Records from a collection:
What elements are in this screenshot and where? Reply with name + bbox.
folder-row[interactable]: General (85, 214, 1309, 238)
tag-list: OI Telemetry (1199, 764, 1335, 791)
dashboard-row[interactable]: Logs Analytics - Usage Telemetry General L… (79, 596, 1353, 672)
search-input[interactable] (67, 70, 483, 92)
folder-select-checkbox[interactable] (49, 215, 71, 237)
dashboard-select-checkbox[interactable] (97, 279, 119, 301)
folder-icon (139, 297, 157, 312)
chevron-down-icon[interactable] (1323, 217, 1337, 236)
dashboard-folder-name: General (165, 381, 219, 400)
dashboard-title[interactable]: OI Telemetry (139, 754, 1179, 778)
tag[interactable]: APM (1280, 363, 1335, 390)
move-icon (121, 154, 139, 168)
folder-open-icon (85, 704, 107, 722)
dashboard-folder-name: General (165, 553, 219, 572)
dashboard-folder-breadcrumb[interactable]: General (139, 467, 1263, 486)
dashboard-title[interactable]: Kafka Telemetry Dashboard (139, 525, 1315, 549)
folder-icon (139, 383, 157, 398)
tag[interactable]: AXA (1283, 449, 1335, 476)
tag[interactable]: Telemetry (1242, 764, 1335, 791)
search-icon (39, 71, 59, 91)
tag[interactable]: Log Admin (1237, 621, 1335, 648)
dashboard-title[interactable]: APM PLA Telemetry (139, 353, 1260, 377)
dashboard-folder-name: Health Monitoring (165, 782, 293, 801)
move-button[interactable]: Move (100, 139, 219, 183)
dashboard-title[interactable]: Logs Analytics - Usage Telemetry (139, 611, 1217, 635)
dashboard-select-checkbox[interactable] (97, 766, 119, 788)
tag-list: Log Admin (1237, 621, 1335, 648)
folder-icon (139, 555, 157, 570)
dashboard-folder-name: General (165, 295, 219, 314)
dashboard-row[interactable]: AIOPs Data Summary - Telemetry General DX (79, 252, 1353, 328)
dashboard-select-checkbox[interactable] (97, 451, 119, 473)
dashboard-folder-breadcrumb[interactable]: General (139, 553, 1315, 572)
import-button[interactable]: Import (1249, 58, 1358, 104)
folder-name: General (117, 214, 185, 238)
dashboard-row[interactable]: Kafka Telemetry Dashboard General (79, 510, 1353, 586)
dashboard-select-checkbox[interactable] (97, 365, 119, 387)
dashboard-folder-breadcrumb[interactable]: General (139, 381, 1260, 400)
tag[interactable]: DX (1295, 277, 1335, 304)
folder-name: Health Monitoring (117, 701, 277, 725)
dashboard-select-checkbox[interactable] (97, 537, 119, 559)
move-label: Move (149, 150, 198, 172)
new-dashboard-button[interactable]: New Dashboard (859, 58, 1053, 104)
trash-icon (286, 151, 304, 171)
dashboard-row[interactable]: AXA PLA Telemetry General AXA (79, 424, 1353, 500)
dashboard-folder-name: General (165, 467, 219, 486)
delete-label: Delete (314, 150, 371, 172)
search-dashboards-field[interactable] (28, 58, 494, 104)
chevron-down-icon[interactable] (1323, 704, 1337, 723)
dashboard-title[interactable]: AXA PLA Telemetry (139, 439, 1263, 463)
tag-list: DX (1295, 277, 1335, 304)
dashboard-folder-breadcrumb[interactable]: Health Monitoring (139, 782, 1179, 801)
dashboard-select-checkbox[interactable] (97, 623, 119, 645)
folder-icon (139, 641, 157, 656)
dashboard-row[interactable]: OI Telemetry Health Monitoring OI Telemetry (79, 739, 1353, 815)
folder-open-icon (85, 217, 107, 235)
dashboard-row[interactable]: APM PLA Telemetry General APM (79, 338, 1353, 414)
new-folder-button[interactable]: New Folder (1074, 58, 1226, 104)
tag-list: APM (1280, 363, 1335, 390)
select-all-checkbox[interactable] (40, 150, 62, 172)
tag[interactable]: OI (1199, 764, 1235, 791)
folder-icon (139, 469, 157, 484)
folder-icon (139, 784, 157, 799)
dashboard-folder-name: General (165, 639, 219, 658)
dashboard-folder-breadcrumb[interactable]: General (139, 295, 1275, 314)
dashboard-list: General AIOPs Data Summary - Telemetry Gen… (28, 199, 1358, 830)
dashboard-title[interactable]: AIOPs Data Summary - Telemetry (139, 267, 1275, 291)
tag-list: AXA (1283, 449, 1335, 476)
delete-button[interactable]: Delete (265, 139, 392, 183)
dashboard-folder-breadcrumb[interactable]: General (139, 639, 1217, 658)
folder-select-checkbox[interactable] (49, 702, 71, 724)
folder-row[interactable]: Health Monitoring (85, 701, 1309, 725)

Job:
Gather every line in the records above that contains the string "Kafka", and copy each one out in full. Case counts.

Complete response:
dashboard-title[interactable]: Kafka Telemetry Dashboard (139, 525, 1315, 549)
dashboard-row[interactable]: Kafka Telemetry Dashboard General (79, 510, 1353, 586)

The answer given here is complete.